(Stored items)
• • • • •

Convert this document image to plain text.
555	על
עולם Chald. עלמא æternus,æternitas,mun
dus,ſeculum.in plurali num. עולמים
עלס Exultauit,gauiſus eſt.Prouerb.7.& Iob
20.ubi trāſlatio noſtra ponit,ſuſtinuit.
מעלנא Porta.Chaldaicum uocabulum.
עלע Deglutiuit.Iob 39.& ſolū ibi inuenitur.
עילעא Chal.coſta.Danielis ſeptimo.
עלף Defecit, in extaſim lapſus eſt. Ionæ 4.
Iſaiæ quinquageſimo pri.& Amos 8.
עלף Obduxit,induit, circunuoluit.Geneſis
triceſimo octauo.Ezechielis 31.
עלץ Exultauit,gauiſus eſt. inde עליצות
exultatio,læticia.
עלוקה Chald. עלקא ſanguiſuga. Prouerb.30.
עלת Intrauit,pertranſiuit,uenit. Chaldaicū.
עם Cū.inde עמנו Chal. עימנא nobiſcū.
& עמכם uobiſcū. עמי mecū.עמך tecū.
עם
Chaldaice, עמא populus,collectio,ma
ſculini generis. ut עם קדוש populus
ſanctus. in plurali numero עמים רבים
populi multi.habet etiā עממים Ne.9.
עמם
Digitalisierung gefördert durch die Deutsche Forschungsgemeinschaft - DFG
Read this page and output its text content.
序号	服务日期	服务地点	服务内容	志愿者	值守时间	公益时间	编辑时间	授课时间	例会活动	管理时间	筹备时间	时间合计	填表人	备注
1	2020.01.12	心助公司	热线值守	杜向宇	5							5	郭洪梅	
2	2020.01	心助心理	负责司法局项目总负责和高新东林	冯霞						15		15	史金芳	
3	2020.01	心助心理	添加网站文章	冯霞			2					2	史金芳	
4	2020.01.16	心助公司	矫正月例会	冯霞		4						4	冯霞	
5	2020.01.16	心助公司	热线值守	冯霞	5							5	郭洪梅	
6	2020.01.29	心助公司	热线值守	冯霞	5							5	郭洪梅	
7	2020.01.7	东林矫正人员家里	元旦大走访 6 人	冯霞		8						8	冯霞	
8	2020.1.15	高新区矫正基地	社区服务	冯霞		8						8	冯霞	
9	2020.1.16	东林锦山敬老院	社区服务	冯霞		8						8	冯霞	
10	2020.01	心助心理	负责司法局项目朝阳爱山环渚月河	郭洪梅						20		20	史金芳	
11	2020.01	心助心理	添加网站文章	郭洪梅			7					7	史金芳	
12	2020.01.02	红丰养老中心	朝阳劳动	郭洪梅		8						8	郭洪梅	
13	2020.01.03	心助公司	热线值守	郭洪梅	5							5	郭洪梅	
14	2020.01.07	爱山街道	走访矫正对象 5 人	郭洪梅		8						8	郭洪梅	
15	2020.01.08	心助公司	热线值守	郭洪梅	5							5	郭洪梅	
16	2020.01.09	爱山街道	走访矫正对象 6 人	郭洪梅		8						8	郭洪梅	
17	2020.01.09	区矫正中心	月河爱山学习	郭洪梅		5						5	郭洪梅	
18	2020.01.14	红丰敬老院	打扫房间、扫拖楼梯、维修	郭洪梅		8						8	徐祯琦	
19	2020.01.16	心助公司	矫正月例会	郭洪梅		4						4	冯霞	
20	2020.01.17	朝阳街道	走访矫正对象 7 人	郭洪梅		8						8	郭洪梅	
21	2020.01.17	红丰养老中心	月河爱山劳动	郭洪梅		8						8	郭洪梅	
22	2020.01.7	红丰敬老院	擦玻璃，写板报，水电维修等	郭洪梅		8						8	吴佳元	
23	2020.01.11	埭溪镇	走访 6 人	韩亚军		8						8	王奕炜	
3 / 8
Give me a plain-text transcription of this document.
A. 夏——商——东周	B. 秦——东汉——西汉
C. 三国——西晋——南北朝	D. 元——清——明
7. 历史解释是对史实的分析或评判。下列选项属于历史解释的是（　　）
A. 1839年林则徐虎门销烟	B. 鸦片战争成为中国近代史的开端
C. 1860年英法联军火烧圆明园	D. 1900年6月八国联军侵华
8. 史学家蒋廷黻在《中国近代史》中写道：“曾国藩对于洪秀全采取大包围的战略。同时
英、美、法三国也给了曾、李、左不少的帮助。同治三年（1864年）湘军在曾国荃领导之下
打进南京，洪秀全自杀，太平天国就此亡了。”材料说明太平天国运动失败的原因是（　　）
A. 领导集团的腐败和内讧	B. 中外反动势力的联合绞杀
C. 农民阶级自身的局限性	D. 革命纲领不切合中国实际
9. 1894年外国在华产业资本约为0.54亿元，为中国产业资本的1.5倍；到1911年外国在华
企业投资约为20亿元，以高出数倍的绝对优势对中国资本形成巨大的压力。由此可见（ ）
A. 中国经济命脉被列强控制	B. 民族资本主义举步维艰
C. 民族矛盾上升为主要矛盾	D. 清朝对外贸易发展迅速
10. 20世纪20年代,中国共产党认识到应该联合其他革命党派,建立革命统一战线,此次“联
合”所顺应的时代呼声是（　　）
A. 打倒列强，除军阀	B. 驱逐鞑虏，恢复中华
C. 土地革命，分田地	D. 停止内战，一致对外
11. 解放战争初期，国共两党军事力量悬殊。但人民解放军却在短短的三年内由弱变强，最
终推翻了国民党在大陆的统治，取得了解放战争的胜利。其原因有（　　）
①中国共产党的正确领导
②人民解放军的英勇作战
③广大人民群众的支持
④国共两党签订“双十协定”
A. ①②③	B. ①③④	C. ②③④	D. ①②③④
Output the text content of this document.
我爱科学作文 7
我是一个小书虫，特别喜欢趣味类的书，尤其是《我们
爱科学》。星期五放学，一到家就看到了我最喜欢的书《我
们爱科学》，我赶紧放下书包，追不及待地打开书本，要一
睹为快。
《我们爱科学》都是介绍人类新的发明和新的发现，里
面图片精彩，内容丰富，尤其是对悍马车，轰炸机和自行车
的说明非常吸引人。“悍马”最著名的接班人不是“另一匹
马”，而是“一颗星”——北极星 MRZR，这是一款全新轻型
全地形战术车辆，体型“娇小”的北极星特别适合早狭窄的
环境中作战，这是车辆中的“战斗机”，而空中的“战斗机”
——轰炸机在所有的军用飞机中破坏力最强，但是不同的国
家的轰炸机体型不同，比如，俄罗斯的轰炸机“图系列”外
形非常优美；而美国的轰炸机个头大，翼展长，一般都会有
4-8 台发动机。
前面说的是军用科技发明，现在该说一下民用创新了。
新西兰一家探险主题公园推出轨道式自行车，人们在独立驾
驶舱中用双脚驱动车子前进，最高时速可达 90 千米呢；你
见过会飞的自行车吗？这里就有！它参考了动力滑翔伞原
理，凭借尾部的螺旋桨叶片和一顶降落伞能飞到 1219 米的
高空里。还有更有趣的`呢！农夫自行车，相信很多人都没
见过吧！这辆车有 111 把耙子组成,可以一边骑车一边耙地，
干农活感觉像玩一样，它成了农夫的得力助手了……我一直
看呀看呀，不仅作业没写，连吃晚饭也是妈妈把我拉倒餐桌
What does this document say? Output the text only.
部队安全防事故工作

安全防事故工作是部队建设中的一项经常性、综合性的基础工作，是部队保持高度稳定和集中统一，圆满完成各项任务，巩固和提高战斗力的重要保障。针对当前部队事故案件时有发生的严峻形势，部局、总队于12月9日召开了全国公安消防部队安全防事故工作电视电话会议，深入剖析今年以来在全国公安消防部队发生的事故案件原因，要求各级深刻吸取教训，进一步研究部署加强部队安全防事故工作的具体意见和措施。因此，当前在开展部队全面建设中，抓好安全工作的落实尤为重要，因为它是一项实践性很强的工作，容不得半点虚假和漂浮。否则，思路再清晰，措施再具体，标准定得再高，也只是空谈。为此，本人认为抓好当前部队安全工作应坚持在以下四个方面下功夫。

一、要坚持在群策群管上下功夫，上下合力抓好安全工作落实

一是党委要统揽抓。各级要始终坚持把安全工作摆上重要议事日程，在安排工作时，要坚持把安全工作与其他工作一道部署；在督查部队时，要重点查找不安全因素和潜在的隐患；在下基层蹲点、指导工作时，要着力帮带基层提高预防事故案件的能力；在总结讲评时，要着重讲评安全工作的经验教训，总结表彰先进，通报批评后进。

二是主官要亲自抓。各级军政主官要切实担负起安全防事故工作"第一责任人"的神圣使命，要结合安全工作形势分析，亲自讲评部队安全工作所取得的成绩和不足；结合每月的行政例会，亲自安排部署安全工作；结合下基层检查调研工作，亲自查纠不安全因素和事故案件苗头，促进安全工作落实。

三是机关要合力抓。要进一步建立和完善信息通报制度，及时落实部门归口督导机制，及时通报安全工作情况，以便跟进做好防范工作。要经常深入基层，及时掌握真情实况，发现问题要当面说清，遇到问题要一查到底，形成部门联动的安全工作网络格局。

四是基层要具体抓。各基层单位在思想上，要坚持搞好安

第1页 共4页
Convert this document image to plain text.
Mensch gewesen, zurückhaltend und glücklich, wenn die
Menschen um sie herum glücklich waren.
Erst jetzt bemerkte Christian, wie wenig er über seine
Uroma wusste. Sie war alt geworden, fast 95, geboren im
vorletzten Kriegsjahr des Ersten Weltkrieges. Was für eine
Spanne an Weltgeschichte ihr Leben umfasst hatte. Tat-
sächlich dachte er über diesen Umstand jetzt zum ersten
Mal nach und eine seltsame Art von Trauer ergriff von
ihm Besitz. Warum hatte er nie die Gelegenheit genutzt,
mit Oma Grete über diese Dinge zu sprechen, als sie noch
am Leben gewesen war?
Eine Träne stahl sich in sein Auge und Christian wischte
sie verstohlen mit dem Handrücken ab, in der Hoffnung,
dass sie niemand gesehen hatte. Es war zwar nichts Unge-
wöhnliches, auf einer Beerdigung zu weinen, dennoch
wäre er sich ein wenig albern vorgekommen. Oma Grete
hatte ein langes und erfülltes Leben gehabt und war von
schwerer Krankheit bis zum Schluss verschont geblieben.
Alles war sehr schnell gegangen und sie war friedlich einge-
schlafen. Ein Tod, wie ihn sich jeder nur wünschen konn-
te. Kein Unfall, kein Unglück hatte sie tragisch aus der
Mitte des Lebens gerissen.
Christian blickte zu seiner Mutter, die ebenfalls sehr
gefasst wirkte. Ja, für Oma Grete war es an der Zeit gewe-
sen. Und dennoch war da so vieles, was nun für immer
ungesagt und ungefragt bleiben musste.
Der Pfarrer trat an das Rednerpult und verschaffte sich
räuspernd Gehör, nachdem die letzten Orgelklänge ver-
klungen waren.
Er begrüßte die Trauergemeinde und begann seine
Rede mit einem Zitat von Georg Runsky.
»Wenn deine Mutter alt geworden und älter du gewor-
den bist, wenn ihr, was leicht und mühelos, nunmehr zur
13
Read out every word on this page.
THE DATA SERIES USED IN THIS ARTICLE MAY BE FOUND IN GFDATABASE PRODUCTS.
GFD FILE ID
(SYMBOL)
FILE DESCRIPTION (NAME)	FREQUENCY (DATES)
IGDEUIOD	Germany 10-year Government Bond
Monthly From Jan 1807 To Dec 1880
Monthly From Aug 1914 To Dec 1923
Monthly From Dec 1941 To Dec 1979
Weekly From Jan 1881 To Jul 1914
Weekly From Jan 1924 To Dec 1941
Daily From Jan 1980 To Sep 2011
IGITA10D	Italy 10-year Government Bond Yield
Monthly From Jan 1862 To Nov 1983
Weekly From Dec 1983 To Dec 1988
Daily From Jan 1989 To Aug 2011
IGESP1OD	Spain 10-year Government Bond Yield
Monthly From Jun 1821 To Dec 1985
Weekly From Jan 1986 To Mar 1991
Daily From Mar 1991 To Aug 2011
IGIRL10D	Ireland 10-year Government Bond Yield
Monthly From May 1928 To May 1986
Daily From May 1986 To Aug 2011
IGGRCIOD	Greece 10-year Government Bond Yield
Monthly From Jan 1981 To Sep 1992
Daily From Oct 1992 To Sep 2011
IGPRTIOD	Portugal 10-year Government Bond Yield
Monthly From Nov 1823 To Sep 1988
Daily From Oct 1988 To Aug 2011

• • • • •

AIM OF THE TASK -
Copy each line holding the word "Grete" from the listing above.

OUTPUT OF THE TASK -
mit Oma Grete über diese Dinge zu sprechen, als sie noch
wäre er sich ein wenig albern vorgekommen. Oma Grete
gefasst wirkte. Ja, für Oma Grete war es an der Zeit gewe-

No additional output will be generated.